** start of Data section **
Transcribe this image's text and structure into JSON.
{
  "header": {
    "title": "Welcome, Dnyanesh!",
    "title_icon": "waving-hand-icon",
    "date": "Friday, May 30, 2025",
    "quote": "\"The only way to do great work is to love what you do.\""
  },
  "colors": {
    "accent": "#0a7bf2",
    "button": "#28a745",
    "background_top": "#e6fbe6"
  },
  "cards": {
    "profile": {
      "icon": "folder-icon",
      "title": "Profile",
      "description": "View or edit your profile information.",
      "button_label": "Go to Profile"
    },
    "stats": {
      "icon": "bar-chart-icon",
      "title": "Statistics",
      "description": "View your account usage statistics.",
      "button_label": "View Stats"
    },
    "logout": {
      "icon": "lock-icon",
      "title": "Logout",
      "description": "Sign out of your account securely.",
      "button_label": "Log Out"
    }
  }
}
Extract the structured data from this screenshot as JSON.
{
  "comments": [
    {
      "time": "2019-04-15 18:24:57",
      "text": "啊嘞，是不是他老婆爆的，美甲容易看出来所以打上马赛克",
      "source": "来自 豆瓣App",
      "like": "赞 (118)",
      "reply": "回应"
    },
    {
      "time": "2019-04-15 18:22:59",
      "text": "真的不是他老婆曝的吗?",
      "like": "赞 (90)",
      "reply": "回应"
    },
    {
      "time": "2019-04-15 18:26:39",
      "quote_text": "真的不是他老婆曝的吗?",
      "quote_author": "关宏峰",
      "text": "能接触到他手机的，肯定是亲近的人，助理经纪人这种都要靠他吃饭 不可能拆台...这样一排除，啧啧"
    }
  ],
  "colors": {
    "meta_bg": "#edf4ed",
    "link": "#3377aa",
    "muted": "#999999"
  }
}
** end of Data section **
Type out the material again exactly as presented.

Transcribe this image's text and structure into JSON.
{
  "header": {
    "title": "Welcome, Dnyanesh!",
    "title_icon": "waving-hand-icon",
    "date": "Friday, May 30, 2025",
    "quote": "\"The only way to do great work is to love what you do.\""
  },
  "colors": {
    "accent": "#0a7bf2",
    "button": "#28a745",
    "background_top": "#e6fbe6"
  },
  "cards": {
    "profile": {
      "icon": "folder-icon",
      "title": "Profile",
      "description": "View or edit your profile information.",
      "button_label": "Go to Profile"
    },
    "stats": {
      "icon": "bar-chart-icon",
      "title": "Statistics",
      "description": "View your account usage statistics.",
      "button_label": "View Stats"
    },
    "logout": {
      "icon": "lock-icon",
      "title": "Logout",
      "description": "Sign out of your account securely.",
      "button_label": "Log Out"
    }
  }
}
Extract the structured data from this screenshot as JSON.
{
  "comments": [
    {
      "time": "2019-04-15 18:24:57",
      "text": "啊嘞，是不是他老婆爆的，美甲容易看出来所以打上马赛克",
      "source": "来自 豆瓣App",
      "like": "赞 (118)",
      "reply": "回应"
    },
    {
      "time": "2019-04-15 18:22:59",
      "text": "真的不是他老婆曝的吗?",
      "like": "赞 (90)",
      "reply": "回应"
    },
    {
      "time": "2019-04-15 18:26:39",
      "quote_text": "真的不是他老婆曝的吗?",
      "quote_author": "关宏峰",
      "text": "能接触到他手机的，肯定是亲近的人，助理经纪人这种都要靠他吃饭 不可能拆台...这样一排除，啧啧"
    }
  ],
  "colors": {
    "meta_bg": "#edf4ed",
    "link": "#3377aa",
    "muted": "#999999"
  }
}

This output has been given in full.